Saved entries
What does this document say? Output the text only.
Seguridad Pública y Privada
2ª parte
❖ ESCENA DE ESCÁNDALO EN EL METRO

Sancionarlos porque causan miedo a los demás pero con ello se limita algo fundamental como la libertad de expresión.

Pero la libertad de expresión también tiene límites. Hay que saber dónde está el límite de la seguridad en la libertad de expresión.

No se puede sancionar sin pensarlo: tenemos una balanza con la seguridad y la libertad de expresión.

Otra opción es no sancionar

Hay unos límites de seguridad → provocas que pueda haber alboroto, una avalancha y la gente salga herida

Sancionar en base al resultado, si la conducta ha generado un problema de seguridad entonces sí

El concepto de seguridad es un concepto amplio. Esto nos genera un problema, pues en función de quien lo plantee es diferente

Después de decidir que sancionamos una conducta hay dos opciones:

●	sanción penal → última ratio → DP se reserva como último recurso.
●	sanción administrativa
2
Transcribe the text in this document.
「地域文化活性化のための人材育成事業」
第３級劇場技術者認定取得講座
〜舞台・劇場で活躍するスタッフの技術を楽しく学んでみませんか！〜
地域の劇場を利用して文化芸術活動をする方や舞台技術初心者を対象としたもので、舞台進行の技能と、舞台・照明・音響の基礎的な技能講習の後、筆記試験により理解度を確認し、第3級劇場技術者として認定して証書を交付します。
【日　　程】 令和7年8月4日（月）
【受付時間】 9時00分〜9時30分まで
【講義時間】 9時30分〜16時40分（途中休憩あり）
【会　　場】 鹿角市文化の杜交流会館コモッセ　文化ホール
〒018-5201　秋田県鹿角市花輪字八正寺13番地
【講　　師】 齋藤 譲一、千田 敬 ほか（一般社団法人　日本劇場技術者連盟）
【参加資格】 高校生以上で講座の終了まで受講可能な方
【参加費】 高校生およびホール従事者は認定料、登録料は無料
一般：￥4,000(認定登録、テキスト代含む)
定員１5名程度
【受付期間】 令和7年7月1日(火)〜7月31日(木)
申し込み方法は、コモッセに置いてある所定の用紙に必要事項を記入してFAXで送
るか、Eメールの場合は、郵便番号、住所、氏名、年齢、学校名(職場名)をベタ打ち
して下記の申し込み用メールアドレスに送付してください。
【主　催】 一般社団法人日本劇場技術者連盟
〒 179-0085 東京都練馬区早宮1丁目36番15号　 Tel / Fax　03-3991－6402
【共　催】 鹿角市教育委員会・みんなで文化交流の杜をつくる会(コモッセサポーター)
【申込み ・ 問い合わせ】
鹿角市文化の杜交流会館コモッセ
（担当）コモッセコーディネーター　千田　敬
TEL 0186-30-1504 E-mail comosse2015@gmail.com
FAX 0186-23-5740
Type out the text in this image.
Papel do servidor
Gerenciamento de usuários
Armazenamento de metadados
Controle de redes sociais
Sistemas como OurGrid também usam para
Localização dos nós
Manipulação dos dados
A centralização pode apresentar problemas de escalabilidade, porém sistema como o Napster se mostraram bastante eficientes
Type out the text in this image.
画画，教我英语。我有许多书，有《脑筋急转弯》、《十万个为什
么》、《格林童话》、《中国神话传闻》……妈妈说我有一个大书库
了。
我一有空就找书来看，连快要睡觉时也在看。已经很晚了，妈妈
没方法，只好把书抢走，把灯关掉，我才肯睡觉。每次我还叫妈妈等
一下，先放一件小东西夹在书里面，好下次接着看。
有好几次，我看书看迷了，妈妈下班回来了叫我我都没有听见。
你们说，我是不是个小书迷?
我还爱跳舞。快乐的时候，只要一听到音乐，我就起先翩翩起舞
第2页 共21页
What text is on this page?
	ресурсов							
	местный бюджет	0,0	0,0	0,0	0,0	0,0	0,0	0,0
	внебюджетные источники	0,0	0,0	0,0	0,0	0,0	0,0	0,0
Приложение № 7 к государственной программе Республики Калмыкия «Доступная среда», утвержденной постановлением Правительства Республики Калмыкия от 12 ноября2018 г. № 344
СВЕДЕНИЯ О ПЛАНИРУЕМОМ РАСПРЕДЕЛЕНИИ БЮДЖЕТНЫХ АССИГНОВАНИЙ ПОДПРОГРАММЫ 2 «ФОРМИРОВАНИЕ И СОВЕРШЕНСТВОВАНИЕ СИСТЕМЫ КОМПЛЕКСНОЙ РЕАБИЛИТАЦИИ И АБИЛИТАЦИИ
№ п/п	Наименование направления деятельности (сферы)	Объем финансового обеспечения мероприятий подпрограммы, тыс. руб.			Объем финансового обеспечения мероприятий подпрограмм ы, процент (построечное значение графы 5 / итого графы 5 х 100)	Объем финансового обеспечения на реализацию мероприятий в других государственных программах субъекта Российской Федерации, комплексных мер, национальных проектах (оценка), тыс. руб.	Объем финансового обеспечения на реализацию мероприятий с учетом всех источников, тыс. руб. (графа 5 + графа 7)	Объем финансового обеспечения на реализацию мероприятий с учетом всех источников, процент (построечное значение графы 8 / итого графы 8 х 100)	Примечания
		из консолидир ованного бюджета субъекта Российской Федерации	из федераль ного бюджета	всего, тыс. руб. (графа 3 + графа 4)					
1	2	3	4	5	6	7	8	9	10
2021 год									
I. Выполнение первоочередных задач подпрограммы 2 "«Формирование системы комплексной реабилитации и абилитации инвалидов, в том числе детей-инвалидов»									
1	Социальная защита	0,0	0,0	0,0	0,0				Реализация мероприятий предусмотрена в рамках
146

▸ **TASK**
Where a line in the entries holds the word "this", copy that line.

▸ **TASK SOLUTION**
What does this document say? Output the text only.
Transcribe the text in this document.
Type out the text in this image.
Type out the text in this image.
What text is on this page?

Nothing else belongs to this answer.